╔══

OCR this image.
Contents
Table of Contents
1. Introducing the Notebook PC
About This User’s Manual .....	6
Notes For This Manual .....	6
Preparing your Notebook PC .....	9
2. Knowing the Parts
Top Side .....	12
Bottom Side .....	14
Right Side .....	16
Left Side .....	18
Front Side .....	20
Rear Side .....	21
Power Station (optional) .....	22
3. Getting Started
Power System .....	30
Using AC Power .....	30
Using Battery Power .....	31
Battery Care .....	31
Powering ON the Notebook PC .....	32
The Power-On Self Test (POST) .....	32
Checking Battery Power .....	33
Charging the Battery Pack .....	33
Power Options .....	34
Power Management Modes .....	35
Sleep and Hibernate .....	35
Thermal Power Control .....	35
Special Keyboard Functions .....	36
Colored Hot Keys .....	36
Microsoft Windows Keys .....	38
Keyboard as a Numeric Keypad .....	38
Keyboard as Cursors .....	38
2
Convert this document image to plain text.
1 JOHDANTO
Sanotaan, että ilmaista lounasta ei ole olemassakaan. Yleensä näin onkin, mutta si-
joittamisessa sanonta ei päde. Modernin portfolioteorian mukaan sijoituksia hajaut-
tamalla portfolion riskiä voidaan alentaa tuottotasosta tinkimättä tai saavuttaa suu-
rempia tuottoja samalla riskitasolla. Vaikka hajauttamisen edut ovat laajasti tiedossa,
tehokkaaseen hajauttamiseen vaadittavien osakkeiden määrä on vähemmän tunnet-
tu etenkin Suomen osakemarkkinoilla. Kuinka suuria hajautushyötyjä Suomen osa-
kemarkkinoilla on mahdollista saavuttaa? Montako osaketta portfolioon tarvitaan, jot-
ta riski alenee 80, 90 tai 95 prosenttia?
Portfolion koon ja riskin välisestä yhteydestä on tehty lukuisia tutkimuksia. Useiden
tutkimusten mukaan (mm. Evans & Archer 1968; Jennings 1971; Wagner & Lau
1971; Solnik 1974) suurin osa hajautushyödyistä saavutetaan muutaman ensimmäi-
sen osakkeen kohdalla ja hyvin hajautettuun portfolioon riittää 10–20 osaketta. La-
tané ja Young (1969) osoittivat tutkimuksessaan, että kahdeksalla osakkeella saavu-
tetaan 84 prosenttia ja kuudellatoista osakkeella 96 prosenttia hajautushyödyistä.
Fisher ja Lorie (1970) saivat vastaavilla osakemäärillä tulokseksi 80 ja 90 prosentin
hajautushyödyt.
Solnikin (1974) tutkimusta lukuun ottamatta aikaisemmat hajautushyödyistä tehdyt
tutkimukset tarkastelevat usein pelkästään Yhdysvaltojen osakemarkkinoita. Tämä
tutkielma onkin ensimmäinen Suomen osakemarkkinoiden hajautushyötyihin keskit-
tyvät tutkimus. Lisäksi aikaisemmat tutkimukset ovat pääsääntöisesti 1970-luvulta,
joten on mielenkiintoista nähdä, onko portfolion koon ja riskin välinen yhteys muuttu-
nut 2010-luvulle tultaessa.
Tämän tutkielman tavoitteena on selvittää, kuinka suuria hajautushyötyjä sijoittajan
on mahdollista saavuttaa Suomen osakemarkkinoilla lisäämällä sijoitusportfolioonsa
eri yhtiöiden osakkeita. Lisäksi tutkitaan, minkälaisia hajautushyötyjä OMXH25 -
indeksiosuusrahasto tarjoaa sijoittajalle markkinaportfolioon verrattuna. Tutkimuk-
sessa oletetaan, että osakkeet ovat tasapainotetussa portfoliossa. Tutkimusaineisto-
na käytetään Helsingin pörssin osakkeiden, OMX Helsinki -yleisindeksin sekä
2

╚══

## Objective
Extract the data exactly as given.

## The result
OCR this image.
Contents
Table of Contents
1. Introducing the Notebook PC
About This User’s Manual .....	6
Notes For This Manual .....	6
Preparing your Notebook PC .....	9
2. Knowing the Parts
Top Side .....	12
Bottom Side .....	14
Right Side .....	16
Left Side .....	18
Front Side .....	20
Rear Side .....	21
Power Station (optional) .....	22
3. Getting Started
Power System .....	30
Using AC Power .....	30
Using Battery Power .....	31
Battery Care .....	31
Powering ON the Notebook PC .....	32
The Power-On Self Test (POST) .....	32
Checking Battery Power .....	33
Charging the Battery Pack .....	33
Power Options .....	34
Power Management Modes .....	35
Sleep and Hibernate .....	35
Thermal Power Control .....	35
Special Keyboard Functions .....	36
Colored Hot Keys .....	36
Microsoft Windows Keys .....	38
Keyboard as a Numeric Keypad .....	38
Keyboard as Cursors .....	38
2
Convert this document image to plain text.
1 JOHDANTO
Sanotaan, että ilmaista lounasta ei ole olemassakaan. Yleensä näin onkin, mutta si-
joittamisessa sanonta ei päde. Modernin portfolioteorian mukaan sijoituksia hajaut-
tamalla portfolion riskiä voidaan alentaa tuottotasosta tinkimättä tai saavuttaa suu-
rempia tuottoja samalla riskitasolla. Vaikka hajauttamisen edut ovat laajasti tiedossa,
tehokkaaseen hajauttamiseen vaadittavien osakkeiden määrä on vähemmän tunnet-
tu etenkin Suomen osakemarkkinoilla. Kuinka suuria hajautushyötyjä Suomen osa-
kemarkkinoilla on mahdollista saavuttaa? Montako osaketta portfolioon tarvitaan, jot-
ta riski alenee 80, 90 tai 95 prosenttia?
Portfolion koon ja riskin välisestä yhteydestä on tehty lukuisia tutkimuksia. Useiden
tutkimusten mukaan (mm. Evans & Archer 1968; Jennings 1971; Wagner & Lau
1971; Solnik 1974) suurin osa hajautushyödyistä saavutetaan muutaman ensimmäi-
sen osakkeen kohdalla ja hyvin hajautettuun portfolioon riittää 10–20 osaketta. La-
tané ja Young (1969) osoittivat tutkimuksessaan, että kahdeksalla osakkeella saavu-
tetaan 84 prosenttia ja kuudellatoista osakkeella 96 prosenttia hajautushyödyistä.
Fisher ja Lorie (1970) saivat vastaavilla osakemäärillä tulokseksi 80 ja 90 prosentin
hajautushyödyt.
Solnikin (1974) tutkimusta lukuun ottamatta aikaisemmat hajautushyödyistä tehdyt
tutkimukset tarkastelevat usein pelkästään Yhdysvaltojen osakemarkkinoita. Tämä
tutkielma onkin ensimmäinen Suomen osakemarkkinoiden hajautushyötyihin keskit-
tyvät tutkimus. Lisäksi aikaisemmat tutkimukset ovat pääsääntöisesti 1970-luvulta,
joten on mielenkiintoista nähdä, onko portfolion koon ja riskin välinen yhteys muuttu-
nut 2010-luvulle tultaessa.
Tämän tutkielman tavoitteena on selvittää, kuinka suuria hajautushyötyjä sijoittajan
on mahdollista saavuttaa Suomen osakemarkkinoilla lisäämällä sijoitusportfolioonsa
eri yhtiöiden osakkeita. Lisäksi tutkitaan, minkälaisia hajautushyötyjä OMXH25 -
indeksiosuusrahasto tarjoaa sijoittajalle markkinaportfolioon verrattuna. Tutkimuk-
sessa oletetaan, että osakkeet ovat tasapainotetussa portfoliossa. Tutkimusaineisto-
na käytetään Helsingin pörssin osakkeiden, OMX Helsinki -yleisindeksin sekä
2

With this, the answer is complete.